PROVIDED RECORDS:
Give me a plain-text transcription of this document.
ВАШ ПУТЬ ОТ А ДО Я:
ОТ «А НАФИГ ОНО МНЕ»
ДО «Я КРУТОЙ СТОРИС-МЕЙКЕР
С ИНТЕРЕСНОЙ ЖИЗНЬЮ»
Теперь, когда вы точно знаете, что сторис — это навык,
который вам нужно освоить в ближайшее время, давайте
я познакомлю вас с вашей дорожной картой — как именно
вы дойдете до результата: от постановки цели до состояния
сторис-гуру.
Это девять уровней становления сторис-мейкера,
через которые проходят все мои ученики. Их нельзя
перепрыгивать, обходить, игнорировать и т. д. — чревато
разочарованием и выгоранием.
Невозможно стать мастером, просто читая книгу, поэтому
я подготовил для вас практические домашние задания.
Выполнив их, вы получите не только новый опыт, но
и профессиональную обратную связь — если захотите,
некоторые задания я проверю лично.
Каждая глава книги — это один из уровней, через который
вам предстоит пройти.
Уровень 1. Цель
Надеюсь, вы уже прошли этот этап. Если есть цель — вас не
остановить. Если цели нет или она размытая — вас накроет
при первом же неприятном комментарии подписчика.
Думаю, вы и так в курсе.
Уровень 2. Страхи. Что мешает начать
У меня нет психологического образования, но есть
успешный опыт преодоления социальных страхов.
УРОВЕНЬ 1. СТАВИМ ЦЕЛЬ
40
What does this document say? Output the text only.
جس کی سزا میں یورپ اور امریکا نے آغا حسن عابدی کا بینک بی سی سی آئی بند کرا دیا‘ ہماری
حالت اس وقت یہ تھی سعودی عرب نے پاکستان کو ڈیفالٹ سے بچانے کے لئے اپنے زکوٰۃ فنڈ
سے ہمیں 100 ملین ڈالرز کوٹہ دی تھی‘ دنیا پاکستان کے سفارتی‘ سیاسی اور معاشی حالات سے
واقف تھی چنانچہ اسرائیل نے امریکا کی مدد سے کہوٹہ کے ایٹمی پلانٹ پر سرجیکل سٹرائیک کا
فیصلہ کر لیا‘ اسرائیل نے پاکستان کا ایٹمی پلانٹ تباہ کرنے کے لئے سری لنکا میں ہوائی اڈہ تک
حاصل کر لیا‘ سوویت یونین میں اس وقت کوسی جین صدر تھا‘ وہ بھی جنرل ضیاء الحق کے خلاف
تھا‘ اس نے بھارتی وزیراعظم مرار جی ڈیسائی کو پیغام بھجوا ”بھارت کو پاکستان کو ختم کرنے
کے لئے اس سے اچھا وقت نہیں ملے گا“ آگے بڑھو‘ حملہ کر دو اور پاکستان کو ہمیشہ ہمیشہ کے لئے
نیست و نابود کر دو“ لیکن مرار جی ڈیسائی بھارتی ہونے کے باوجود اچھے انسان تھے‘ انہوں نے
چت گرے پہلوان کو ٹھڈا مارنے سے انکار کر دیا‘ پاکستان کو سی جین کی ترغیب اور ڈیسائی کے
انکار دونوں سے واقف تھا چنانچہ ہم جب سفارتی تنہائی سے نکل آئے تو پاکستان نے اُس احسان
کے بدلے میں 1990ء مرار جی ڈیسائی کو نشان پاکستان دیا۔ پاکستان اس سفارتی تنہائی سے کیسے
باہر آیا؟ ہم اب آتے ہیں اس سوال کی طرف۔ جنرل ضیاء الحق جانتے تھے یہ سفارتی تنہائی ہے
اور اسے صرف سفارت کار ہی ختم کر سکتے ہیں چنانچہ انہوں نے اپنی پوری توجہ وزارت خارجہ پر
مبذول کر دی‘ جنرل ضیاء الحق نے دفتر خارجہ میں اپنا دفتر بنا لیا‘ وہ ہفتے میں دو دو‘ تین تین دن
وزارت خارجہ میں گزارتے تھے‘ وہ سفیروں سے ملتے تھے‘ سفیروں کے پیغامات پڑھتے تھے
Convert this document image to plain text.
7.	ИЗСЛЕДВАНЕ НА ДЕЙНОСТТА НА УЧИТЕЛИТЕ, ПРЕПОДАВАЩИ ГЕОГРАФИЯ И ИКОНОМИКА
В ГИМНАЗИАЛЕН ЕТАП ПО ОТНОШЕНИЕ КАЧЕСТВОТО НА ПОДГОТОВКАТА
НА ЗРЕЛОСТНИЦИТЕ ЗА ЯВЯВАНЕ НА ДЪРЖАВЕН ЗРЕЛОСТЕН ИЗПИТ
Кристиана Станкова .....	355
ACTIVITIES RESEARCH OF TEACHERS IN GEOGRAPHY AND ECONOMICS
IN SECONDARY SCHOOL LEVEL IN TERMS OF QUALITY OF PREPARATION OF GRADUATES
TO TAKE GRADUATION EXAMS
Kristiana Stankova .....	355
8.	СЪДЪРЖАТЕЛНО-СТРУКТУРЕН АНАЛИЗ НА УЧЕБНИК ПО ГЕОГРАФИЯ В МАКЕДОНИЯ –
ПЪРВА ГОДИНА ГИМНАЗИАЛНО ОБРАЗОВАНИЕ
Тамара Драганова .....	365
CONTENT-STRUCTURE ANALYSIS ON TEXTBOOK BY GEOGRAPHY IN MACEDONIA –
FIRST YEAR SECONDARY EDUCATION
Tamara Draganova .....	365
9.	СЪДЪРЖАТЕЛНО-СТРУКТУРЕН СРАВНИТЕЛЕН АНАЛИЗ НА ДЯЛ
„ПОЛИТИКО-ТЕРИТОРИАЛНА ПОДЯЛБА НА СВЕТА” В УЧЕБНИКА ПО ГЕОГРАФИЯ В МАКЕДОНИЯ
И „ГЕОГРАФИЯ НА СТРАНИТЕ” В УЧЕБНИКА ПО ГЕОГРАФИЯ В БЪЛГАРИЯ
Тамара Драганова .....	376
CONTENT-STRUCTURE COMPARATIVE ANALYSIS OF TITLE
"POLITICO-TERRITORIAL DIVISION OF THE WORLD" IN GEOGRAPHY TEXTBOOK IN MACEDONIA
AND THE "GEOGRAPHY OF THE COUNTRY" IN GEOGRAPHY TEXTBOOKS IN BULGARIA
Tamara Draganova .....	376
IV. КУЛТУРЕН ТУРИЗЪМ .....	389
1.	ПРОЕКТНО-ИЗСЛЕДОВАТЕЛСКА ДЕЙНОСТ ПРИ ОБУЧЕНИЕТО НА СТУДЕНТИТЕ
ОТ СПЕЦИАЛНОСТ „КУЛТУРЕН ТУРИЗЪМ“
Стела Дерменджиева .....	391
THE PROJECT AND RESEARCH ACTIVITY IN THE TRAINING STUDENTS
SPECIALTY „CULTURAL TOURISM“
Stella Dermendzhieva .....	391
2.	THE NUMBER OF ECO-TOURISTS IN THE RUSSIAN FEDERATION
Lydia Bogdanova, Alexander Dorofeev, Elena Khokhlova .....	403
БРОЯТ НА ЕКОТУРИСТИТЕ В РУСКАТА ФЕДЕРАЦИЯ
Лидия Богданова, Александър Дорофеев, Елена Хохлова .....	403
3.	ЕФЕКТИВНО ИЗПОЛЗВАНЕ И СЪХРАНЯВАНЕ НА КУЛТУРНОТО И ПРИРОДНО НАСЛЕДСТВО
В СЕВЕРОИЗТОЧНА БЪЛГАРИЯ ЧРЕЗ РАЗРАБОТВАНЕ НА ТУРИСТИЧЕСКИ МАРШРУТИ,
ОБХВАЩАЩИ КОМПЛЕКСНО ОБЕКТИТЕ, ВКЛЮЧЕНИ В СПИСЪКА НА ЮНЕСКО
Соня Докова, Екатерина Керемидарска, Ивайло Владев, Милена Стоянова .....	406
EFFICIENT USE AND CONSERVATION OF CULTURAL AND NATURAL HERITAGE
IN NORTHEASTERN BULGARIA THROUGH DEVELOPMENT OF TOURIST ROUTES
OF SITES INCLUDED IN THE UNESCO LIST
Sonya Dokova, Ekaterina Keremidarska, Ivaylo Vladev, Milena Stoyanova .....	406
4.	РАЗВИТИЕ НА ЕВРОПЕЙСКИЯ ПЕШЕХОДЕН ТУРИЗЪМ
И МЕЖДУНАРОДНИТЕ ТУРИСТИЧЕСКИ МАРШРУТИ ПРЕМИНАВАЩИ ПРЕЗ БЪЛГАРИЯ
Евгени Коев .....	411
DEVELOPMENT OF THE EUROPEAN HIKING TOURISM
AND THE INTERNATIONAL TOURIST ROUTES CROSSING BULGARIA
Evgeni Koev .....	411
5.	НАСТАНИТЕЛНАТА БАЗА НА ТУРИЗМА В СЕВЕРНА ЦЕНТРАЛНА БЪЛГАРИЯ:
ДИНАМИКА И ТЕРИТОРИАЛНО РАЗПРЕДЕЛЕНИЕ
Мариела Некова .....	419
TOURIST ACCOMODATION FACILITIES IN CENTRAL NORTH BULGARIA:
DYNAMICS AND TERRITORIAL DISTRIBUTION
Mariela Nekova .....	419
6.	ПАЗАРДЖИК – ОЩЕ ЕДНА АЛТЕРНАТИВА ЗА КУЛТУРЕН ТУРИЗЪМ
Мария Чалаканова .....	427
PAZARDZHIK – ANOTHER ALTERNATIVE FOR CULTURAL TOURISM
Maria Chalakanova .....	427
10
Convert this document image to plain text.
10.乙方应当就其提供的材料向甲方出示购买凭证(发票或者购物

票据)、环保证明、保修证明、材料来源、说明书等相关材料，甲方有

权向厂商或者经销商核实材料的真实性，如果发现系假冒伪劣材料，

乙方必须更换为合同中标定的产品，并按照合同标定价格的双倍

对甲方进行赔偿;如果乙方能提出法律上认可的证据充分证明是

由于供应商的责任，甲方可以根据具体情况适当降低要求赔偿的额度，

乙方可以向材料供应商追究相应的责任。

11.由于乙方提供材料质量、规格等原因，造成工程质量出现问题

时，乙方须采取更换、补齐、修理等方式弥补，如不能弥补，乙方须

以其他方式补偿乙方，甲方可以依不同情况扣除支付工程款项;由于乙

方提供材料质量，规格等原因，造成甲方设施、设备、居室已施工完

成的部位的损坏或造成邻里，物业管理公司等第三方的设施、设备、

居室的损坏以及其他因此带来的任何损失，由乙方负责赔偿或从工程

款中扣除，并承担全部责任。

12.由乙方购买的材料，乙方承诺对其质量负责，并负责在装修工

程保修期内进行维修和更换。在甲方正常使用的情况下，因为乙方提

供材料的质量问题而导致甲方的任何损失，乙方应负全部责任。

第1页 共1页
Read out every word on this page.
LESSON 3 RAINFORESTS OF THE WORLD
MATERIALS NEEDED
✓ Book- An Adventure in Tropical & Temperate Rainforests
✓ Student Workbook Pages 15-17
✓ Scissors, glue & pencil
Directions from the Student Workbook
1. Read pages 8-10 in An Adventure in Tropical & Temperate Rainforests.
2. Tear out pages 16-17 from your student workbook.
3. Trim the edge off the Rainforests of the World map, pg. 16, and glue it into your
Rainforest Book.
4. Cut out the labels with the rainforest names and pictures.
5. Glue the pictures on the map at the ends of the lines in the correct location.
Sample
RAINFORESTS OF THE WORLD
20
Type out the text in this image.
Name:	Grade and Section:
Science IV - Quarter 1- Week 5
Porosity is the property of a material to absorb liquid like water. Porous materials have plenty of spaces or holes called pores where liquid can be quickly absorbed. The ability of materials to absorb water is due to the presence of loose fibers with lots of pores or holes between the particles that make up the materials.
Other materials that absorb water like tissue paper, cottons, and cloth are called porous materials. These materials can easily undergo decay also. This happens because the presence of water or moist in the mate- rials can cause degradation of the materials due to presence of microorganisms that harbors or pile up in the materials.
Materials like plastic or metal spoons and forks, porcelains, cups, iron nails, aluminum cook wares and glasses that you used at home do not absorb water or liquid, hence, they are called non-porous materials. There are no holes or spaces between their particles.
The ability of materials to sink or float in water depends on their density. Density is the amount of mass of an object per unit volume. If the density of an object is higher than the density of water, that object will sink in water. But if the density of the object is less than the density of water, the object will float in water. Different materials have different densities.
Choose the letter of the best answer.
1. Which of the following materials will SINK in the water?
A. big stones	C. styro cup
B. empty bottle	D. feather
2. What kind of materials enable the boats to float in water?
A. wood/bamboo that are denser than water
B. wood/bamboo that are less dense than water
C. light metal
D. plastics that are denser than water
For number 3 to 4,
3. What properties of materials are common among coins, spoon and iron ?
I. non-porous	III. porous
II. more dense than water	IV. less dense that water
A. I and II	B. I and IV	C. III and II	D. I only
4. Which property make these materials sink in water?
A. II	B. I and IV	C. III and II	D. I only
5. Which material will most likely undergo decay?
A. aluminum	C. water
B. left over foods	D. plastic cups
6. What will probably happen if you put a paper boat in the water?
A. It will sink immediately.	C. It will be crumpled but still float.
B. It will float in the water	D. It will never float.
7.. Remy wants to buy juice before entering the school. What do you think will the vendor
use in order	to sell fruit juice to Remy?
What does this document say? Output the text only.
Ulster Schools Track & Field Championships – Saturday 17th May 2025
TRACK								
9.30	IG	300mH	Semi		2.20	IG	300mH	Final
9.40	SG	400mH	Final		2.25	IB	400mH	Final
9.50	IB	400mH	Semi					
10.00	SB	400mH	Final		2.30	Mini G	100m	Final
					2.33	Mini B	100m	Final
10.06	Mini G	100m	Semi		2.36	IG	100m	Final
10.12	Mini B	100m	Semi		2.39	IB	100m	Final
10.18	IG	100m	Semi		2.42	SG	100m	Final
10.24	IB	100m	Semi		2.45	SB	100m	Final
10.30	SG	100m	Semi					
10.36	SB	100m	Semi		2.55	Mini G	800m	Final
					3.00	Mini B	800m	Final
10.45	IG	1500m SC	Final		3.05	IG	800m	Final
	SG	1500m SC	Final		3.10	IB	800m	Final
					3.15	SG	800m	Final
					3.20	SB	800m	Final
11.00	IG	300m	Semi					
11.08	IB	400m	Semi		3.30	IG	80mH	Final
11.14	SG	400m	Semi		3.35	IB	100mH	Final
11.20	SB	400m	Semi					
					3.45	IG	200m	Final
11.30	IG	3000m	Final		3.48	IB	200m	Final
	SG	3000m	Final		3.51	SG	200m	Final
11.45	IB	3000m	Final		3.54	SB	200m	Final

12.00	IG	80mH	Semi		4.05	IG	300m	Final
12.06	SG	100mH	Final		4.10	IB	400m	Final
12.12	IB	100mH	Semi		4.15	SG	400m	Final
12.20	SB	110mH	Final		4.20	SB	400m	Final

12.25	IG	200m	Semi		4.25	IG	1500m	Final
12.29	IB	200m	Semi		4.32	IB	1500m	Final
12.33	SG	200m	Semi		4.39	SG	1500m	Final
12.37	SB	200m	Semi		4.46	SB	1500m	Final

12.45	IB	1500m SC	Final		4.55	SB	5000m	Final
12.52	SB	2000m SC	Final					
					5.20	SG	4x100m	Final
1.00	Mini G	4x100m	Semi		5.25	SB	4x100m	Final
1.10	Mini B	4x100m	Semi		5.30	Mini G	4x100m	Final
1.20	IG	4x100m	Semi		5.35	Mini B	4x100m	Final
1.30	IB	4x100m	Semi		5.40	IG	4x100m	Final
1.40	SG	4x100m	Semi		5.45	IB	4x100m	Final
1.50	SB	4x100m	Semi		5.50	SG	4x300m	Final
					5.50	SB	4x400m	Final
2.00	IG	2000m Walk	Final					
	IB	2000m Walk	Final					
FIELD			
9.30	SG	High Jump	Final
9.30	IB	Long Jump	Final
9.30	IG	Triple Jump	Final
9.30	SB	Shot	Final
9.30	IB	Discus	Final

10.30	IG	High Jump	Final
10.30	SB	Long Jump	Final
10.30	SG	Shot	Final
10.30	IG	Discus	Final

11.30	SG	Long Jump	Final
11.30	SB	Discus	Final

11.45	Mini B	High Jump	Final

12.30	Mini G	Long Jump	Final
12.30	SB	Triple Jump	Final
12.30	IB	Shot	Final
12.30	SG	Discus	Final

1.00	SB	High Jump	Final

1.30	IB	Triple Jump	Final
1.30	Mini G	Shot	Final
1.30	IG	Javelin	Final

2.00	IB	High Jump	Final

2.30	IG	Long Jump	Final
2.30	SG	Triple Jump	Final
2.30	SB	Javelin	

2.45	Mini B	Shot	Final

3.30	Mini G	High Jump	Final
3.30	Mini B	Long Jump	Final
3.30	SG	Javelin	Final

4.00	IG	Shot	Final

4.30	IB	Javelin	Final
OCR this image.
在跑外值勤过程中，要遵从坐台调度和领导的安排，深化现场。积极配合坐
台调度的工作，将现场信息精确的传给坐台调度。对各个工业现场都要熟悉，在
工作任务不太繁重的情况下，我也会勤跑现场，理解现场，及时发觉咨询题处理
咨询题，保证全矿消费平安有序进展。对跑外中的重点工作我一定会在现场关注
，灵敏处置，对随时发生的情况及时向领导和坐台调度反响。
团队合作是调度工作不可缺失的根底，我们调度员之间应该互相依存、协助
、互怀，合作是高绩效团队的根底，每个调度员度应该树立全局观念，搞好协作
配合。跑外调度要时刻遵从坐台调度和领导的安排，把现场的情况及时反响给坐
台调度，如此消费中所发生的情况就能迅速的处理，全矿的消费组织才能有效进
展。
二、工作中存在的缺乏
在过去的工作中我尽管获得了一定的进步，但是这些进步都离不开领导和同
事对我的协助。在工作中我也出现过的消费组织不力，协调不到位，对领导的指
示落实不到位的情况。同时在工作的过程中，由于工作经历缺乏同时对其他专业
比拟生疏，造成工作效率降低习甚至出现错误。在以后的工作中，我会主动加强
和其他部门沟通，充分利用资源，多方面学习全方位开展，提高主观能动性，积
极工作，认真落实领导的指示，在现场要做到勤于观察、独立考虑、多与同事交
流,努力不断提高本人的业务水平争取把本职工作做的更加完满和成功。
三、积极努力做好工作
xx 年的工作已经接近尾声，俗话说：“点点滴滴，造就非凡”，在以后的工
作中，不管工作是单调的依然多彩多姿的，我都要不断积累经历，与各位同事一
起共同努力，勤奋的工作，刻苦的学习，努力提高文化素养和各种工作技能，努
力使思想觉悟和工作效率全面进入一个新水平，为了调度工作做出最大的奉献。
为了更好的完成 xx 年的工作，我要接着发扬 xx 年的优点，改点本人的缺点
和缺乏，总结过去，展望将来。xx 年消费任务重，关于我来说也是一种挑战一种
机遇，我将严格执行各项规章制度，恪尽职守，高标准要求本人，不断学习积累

TASK INSTRUCTIONS:
The word "بھارتی" may turn up on some lines of these records; say how many, with no other words.

RESPONSE:
2